Record list:
....

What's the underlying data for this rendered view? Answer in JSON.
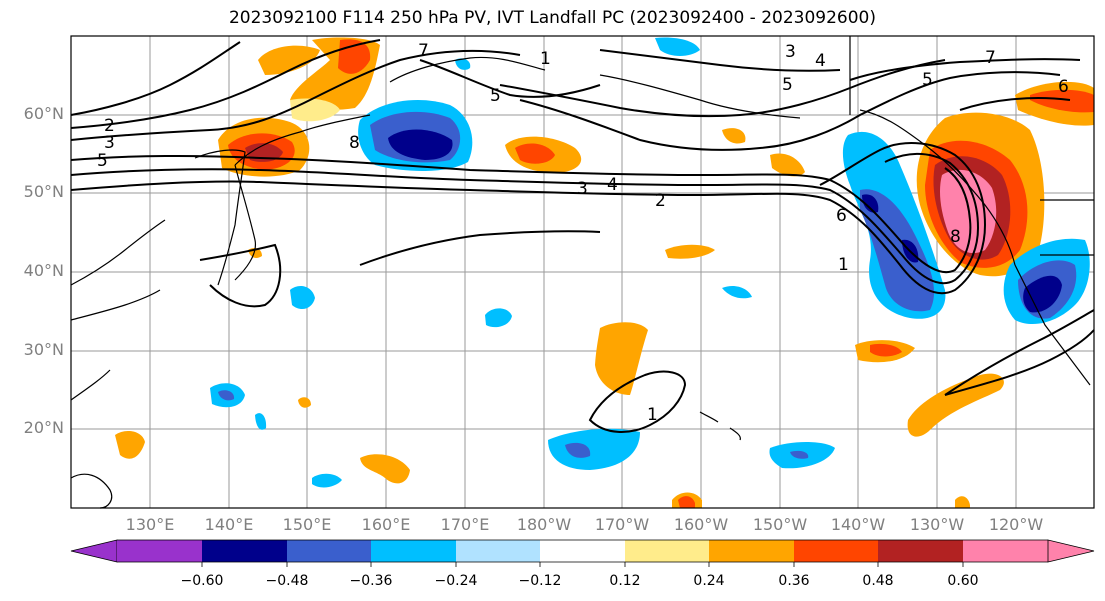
{
  "title": "2023092100 F114 250 hPa PV, IVT Landfall PC (2023092400 - 2023092600)",
  "map": {
    "lat_labels": [
      "60°N",
      "50°N",
      "40°N",
      "30°N",
      "20°N"
    ],
    "lon_labels": [
      "130°E",
      "140°E",
      "150°E",
      "160°E",
      "170°E",
      "180°W",
      "170°W",
      "160°W",
      "150°W",
      "140°W",
      "130°W",
      "120°W"
    ],
    "contour_labels": [
      "2",
      "3",
      "5",
      "7",
      "3",
      "4",
      "5",
      "5",
      "1",
      "8",
      "3",
      "4",
      "2",
      "6",
      "8",
      "1",
      "5",
      "7",
      "6",
      "1"
    ]
  },
  "colorbar": {
    "colors": [
      "#9932cc",
      "#00008b",
      "#3a5fcd",
      "#00bfff",
      "#b0e2ff",
      "#ffffff",
      "#ffec8b",
      "#ffa500",
      "#ff4500",
      "#b22222",
      "#ff82ab"
    ],
    "tick_labels": [
      "−0.60",
      "−0.48",
      "−0.36",
      "−0.24",
      "−0.12",
      "0.12",
      "0.24",
      "0.36",
      "0.48",
      "0.60"
    ]
  }
}
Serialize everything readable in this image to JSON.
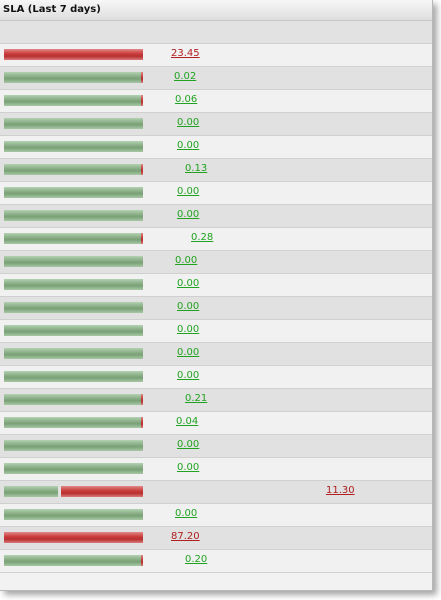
{
  "header": {
    "title": "SLA (Last 7 days)"
  },
  "colors": {
    "good": "#21a321",
    "bad": "#b02020"
  },
  "rows": [
    {
      "value": "23.45",
      "status": "bad",
      "green_pct": 0,
      "red_pct": 100
    },
    {
      "value": "0.02",
      "status": "good",
      "green_pct": 99.98,
      "red_pct": 0.02
    },
    {
      "value": "0.06",
      "status": "good",
      "green_pct": 99.94,
      "red_pct": 0.06
    },
    {
      "value": "0.00",
      "status": "good",
      "green_pct": 100,
      "red_pct": 0
    },
    {
      "value": "0.00",
      "status": "good",
      "green_pct": 100,
      "red_pct": 0
    },
    {
      "value": "0.13",
      "status": "good",
      "green_pct": 99.87,
      "red_pct": 0.13
    },
    {
      "value": "0.00",
      "status": "good",
      "green_pct": 100,
      "red_pct": 0
    },
    {
      "value": "0.00",
      "status": "good",
      "green_pct": 100,
      "red_pct": 0
    },
    {
      "value": "0.28",
      "status": "good",
      "green_pct": 99.72,
      "red_pct": 0.28
    },
    {
      "value": "0.00",
      "status": "good",
      "green_pct": 100,
      "red_pct": 0
    },
    {
      "value": "0.00",
      "status": "good",
      "green_pct": 100,
      "red_pct": 0
    },
    {
      "value": "0.00",
      "status": "good",
      "green_pct": 100,
      "red_pct": 0
    },
    {
      "value": "0.00",
      "status": "good",
      "green_pct": 100,
      "red_pct": 0
    },
    {
      "value": "0.00",
      "status": "good",
      "green_pct": 100,
      "red_pct": 0
    },
    {
      "value": "0.00",
      "status": "good",
      "green_pct": 100,
      "red_pct": 0
    },
    {
      "value": "0.21",
      "status": "good",
      "green_pct": 99.79,
      "red_pct": 0.21
    },
    {
      "value": "0.04",
      "status": "good",
      "green_pct": 99.96,
      "red_pct": 0.04
    },
    {
      "value": "0.00",
      "status": "good",
      "green_pct": 100,
      "red_pct": 0
    },
    {
      "value": "0.00",
      "status": "good",
      "green_pct": 100,
      "red_pct": 0
    },
    {
      "value": "11.30",
      "status": "bad",
      "green_pct": 40,
      "red_pct": 60
    },
    {
      "value": "0.00",
      "status": "good",
      "green_pct": 100,
      "red_pct": 0
    },
    {
      "value": "87.20",
      "status": "bad",
      "green_pct": 0,
      "red_pct": 100
    },
    {
      "value": "0.20",
      "status": "good",
      "green_pct": 99.8,
      "red_pct": 0.2
    }
  ]
}
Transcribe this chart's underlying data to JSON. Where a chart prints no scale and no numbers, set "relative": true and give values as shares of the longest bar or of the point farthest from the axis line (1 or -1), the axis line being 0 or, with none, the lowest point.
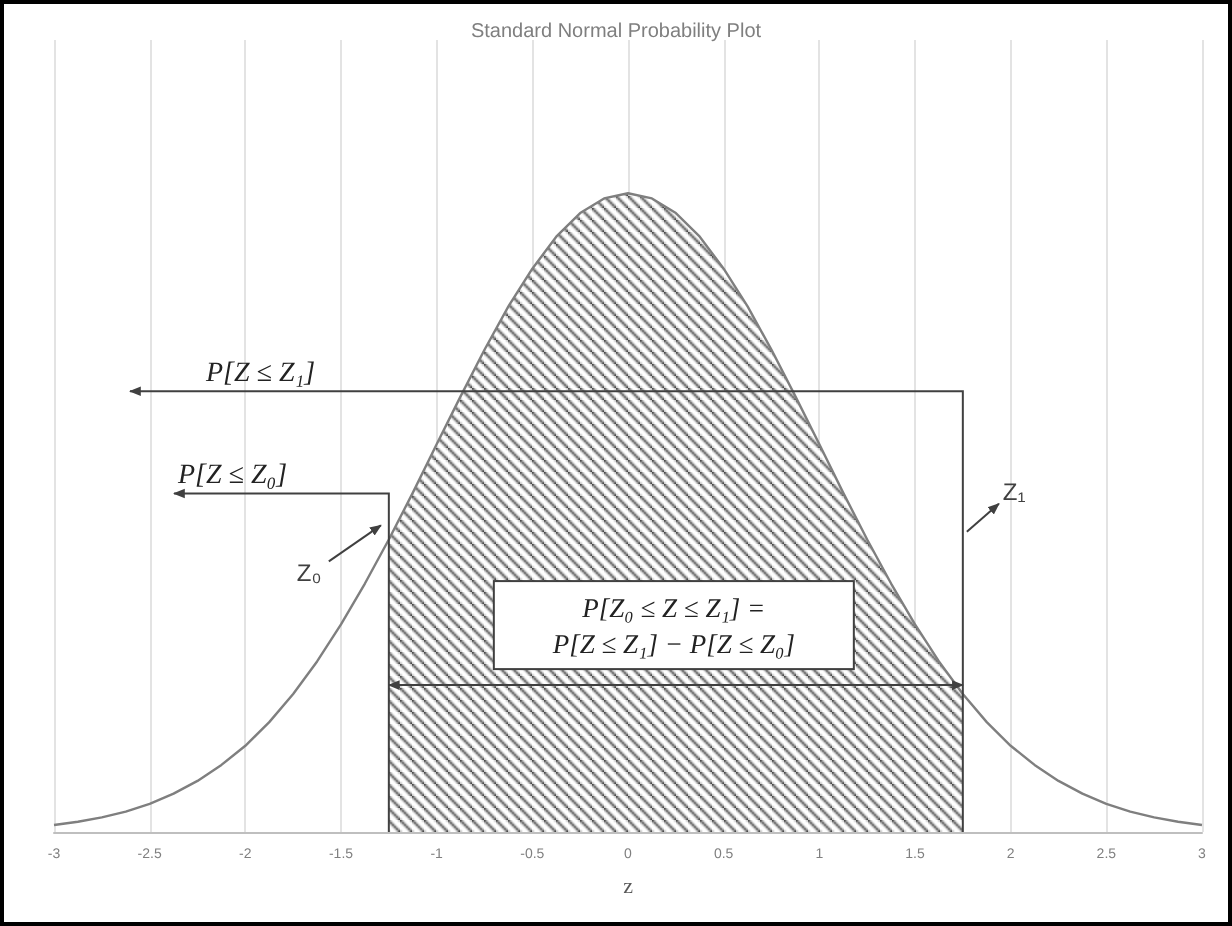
{
  "chart_data": {
    "type": "line",
    "title": "Standard Normal Probability Plot",
    "xlabel": "z",
    "relative": true,
    "xlim": [
      -3,
      3
    ],
    "xticks": [
      -3,
      -2.5,
      -2,
      -1.5,
      -1,
      -0.5,
      0,
      0.5,
      1,
      1.5,
      2,
      2.5,
      3
    ],
    "grid": "x",
    "marker": "none",
    "line_style": "solid",
    "series": [
      {
        "color": "#7f7f7f",
        "x": [
          -3,
          -2.875,
          -2.75,
          -2.625,
          -2.5,
          -2.375,
          -2.25,
          -2.125,
          -2,
          -1.875,
          -1.75,
          -1.625,
          -1.5,
          -1.375,
          -1.25,
          -1.125,
          -1,
          -0.875,
          -0.75,
          -0.625,
          -0.5,
          -0.375,
          -0.25,
          -0.125,
          0,
          0.125,
          0.25,
          0.375,
          0.5,
          0.625,
          0.75,
          0.875,
          1,
          1.125,
          1.25,
          1.375,
          1.5,
          1.625,
          1.75,
          1.875,
          2,
          2.125,
          2.25,
          2.375,
          2.5,
          2.625,
          2.75,
          2.875,
          3
        ],
        "values": [
          0.011,
          0.016,
          0.023,
          0.032,
          0.044,
          0.06,
          0.08,
          0.105,
          0.135,
          0.172,
          0.216,
          0.267,
          0.325,
          0.389,
          0.458,
          0.531,
          0.607,
          0.682,
          0.755,
          0.823,
          0.882,
          0.932,
          0.969,
          0.992,
          1,
          0.992,
          0.969,
          0.932,
          0.882,
          0.823,
          0.755,
          0.682,
          0.607,
          0.531,
          0.458,
          0.389,
          0.325,
          0.267,
          0.216,
          0.172,
          0.135,
          0.105,
          0.08,
          0.06,
          0.044,
          0.032,
          0.023,
          0.016,
          0.011
        ]
      },
      {
        "type": "area",
        "color": "#404040",
        "x": [
          -1.25,
          -1.125,
          -1,
          -0.875,
          -0.75,
          -0.625,
          -0.5,
          -0.375,
          -0.25,
          -0.125,
          0,
          0.125,
          0.25,
          0.375,
          0.5,
          0.625,
          0.75,
          0.875,
          1,
          1.125,
          1.25,
          1.375,
          1.5,
          1.625,
          1.75
        ],
        "values": [
          0.458,
          0.531,
          0.607,
          0.682,
          0.755,
          0.823,
          0.882,
          0.932,
          0.969,
          0.992,
          1,
          0.992,
          0.969,
          0.932,
          0.882,
          0.823,
          0.755,
          0.682,
          0.607,
          0.531,
          0.458,
          0.389,
          0.325,
          0.267,
          0.216
        ]
      }
    ],
    "annotations": [
      "P[Z ≤ Z₁]",
      "P[Z ≤ Z₀]",
      "Z₀",
      "Z₁",
      "P[Z₀ ≤ Z ≤ Z₁] =\nP[Z ≤ Z₁] − P[Z ≤ Z₀]"
    ]
  }
}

....

Your goal:
Reproduce the whole listing exactly, but not the images in it.

Task output:
What's the underlying data for this rendered view? Answer in JSON.
{
  "title": "2023092100 F114 250 hPa PV, IVT Landfall PC (2023092400 - 2023092600)",
  "map": {
    "lat_labels": [
      "60°N",
      "50°N",
      "40°N",
      "30°N",
      "20°N"
    ],
    "lon_labels": [
      "130°E",
      "140°E",
      "150°E",
      "160°E",
      "170°E",
      "180°W",
      "170°W",
      "160°W",
      "150°W",
      "140°W",
      "130°W",
      "120°W"
    ],
    "contour_labels": [
      "2",
      "3",
      "5",
      "7",
      "3",
      "4",
      "5",
      "5",
      "1",
      "8",
      "3",
      "4",
      "2",
      "6",
      "8",
      "1",
      "5",
      "7",
      "6",
      "1"
    ]
  },
  "colorbar": {
    "colors": [
      "#9932cc",
      "#00008b",
      "#3a5fcd",
      "#00bfff",
      "#b0e2ff",
      "#ffffff",
      "#ffec8b",
      "#ffa500",
      "#ff4500",
      "#b22222",
      "#ff82ab"
    ],
    "tick_labels": [
      "−0.60",
      "−0.48",
      "−0.36",
      "−0.24",
      "−0.12",
      "0.12",
      "0.24",
      "0.36",
      "0.48",
      "0.60"
    ]
  }
}
Serialize everything readable in this image to JSON.
{
  "header": {
    "title": "SLA (Last 7 days)"
  },
  "colors": {
    "good": "#21a321",
    "bad": "#b02020"
  },
  "rows": [
    {
      "value": "23.45",
      "status": "bad",
      "green_pct": 0,
      "red_pct": 100
    },
    {
      "value": "0.02",
      "status": "good",
      "green_pct": 99.98,
      "red_pct": 0.02
    },
    {
      "value": "0.06",
      "status": "good",
      "green_pct": 99.94,
      "red_pct": 0.06
    },
    {
      "value": "0.00",
      "status": "good",
      "green_pct": 100,
      "red_pct": 0
    },
    {
      "value": "0.00",
      "status": "good",
      "green_pct": 100,
      "red_pct": 0
    },
    {
      "value": "0.13",
      "status": "good",
      "green_pct": 99.87,
      "red_pct": 0.13
    },
    {
      "value": "0.00",
      "status": "good",
      "green_pct": 100,
      "red_pct": 0
    },
    {
      "value": "0.00",
      "status": "good",
      "green_pct": 100,
      "red_pct": 0
    },
    {
      "value": "0.28",
      "status": "good",
      "green_pct": 99.72,
      "red_pct": 0.28
    },
    {
      "value": "0.00",
      "status": "good",
      "green_pct": 100,
      "red_pct": 0
    },
    {
      "value": "0.00",
      "status": "good",
      "green_pct": 100,
      "red_pct": 0
    },
    {
      "value": "0.00",
      "status": "good",
      "green_pct": 100,
      "red_pct": 0
    },
    {
      "value": "0.00",
      "status": "good",
      "green_pct": 100,
      "red_pct": 0
    },
    {
      "value": "0.00",
      "status": "good",
      "green_pct": 100,
      "red_pct": 0
    },
    {
      "value": "0.00",
      "status": "good",
      "green_pct": 100,
      "red_pct": 0
    },
    {
      "value": "0.21",
      "status": "good",
      "green_pct": 99.79,
      "red_pct": 0.21
    },
    {
      "value": "0.04",
      "status": "good",
      "green_pct": 99.96,
      "red_pct": 0.04
    },
    {
      "value": "0.00",
      "status": "good",
      "green_pct": 100,
      "red_pct": 0
    },
    {
      "value": "0.00",
      "status": "good",
      "green_pct": 100,
      "red_pct": 0
    },
    {
      "value": "11.30",
      "status": "bad",
      "green_pct": 40,
      "red_pct": 60
    },
    {
      "value": "0.00",
      "status": "good",
      "green_pct": 100,
      "red_pct": 0
    },
    {
      "value": "87.20",
      "status": "bad",
      "green_pct": 0,
      "red_pct": 100
    },
    {
      "value": "0.20",
      "status": "good",
      "green_pct": 99.8,
      "red_pct": 0.2
    }
  ]
}
Transcribe this chart's underlying data to JSON. Where a chart prints no scale and no numbers, set "relative": true and give values as shares of the longest bar or of the point farthest from the axis line (1 or -1), the axis line being 0 or, with none, the lowest point.
{
  "chart_data": {
    "type": "line",
    "title": "Standard Normal Probability Plot",
    "xlabel": "z",
    "relative": true,
    "xlim": [
      -3,
      3
    ],
    "xticks": [
      -3,
      -2.5,
      -2,
      -1.5,
      -1,
      -0.5,
      0,
      0.5,
      1,
      1.5,
      2,
      2.5,
      3
    ],
    "grid": "x",
    "marker": "none",
    "line_style": "solid",
    "series": [
      {
        "color": "#7f7f7f",
        "x": [
          -3,
          -2.875,
          -2.75,
          -2.625,
          -2.5,
          -2.375,
          -2.25,
          -2.125,
          -2,
          -1.875,
          -1.75,
          -1.625,
          -1.5,
          -1.375,
          -1.25,
          -1.125,
          -1,
          -0.875,
          -0.75,
          -0.625,
          -0.5,
          -0.375,
          -0.25,
          -0.125,
          0,
          0.125,
          0.25,
          0.375,
          0.5,
          0.625,
          0.75,
          0.875,
          1,
          1.125,
          1.25,
          1.375,
          1.5,
          1.625,
          1.75,
          1.875,
          2,
          2.125,
          2.25,
          2.375,
          2.5,
          2.625,
          2.75,
          2.875,
          3
        ],
        "values": [
          0.011,
          0.016,
          0.023,
          0.032,
          0.044,
          0.06,
          0.08,
          0.105,
          0.135,
          0.172,
          0.216,
          0.267,
          0.325,
          0.389,
          0.458,
          0.531,
          0.607,
          0.682,
          0.755,
          0.823,
          0.882,
          0.932,
          0.969,
          0.992,
          1,
          0.992,
          0.969,
          0.932,
          0.882,
          0.823,
          0.755,
          0.682,
          0.607,
          0.531,
          0.458,
          0.389,
          0.325,
          0.267,
          0.216,
          0.172,
          0.135,
          0.105,
          0.08,
          0.06,
          0.044,
          0.032,
          0.023,
          0.016,
          0.011
        ]
      },
      {
        "type": "area",
        "color": "#404040",
        "x": [
          -1.25,
          -1.125,
          -1,
          -0.875,
          -0.75,
          -0.625,
          -0.5,
          -0.375,
          -0.25,
          -0.125,
          0,
          0.125,
          0.25,
          0.375,
          0.5,
          0.625,
          0.75,
          0.875,
          1,
          1.125,
          1.25,
          1.375,
          1.5,
          1.625,
          1.75
        ],
        "values": [
          0.458,
          0.531,
          0.607,
          0.682,
          0.755,
          0.823,
          0.882,
          0.932,
          0.969,
          0.992,
          1,
          0.992,
          0.969,
          0.932,
          0.882,
          0.823,
          0.755,
          0.682,
          0.607,
          0.531,
          0.458,
          0.389,
          0.325,
          0.267,
          0.216
        ]
      }
    ],
    "annotations": [
      "P[Z ≤ Z₁]",
      "P[Z ≤ Z₀]",
      "Z₀",
      "Z₁",
      "P[Z₀ ≤ Z ≤ Z₁] =\nP[Z ≤ Z₁] − P[Z ≤ Z₀]"
    ]
  }
}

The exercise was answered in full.